### AVAILABLE RECORDS

[Start]

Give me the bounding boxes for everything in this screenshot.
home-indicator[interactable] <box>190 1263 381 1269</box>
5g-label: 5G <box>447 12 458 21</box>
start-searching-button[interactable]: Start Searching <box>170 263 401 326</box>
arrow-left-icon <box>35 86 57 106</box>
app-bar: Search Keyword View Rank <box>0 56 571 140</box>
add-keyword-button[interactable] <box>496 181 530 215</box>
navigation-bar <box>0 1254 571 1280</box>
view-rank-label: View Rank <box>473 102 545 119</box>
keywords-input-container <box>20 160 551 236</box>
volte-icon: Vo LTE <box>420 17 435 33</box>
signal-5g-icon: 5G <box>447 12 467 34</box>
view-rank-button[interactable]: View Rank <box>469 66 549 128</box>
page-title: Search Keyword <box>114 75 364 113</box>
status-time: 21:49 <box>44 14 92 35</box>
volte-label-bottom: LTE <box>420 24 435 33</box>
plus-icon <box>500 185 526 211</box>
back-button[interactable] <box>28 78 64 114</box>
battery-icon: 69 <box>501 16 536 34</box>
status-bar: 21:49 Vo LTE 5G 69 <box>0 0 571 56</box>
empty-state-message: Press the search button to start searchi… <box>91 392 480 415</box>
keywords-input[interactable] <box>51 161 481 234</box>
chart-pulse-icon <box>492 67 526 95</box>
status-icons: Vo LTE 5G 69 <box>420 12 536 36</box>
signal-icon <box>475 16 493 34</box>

[End]

### EXERCISE DETAILS
Turn every line in the rows above into a Markdown table with two columns, No. and Text. Put each line's number in order under No. and the line itself under Text, and leave out blank lines.

### OUTPUT FOR THIS EXERCISE
| No. | Text |
|---|---|
| 1 | Give me the bounding boxes for everything in this screenshot. |
| 2 | home-indicator[interactable] <box>190 1263 381 1269</box> |
| 3 | 5g-label: 5G <box>447 12 458 21</box> |
| 4 | start-searching-button[interactable]: Start Searching <box>170 263 401 326</box> |
| 5 | arrow-left-icon <box>35 86 57 106</box> |
| 6 | app-bar: Search Keyword View Rank <box>0 56 571 140</box> |
| 7 | add-keyword-button[interactable] <box>496 181 530 215</box> |
| 8 | navigation-bar <box>0 1254 571 1280</box> |
| 9 | view-rank-label: View Rank <box>473 102 545 119</box> |
| 10 | keywords-input-container <box>20 160 551 236</box> |
| 11 | volte-icon: Vo LTE <box>420 17 435 33</box> |
| 12 | signal-5g-icon: 5G <box>447 12 467 34</box> |
| 13 | view-rank-button[interactable]: View Rank <box>469 66 549 128</box> |
| 14 | page-title: Search Keyword <box>114 75 364 113</box> |
| 15 | status-time: 21:49 <box>44 14 92 35</box> |
| 16 | volte-label-bottom: LTE <box>420 24 435 33</box> |
| 17 | plus-icon <box>500 185 526 211</box> |
| 18 | back-button[interactable] <box>28 78 64 114</box> |
| 19 | battery-icon: 69 <box>501 16 536 34</box> |
| 20 | status-bar: 21:49 Vo LTE 5G 69 <box>0 0 571 56</box> |
| 21 | empty-state-message: Press the search button to start searchi… <box>91 392 480 415</box> |
| 22 | keywords-input[interactable] <box>51 161 481 234</box> |
| 23 | chart-pulse-icon <box>492 67 526 95</box> |
| 24 | status-icons: Vo LTE 5G 69 <box>420 12 536 36</box> |
| 25 | signal-icon <box>475 16 493 34</box> |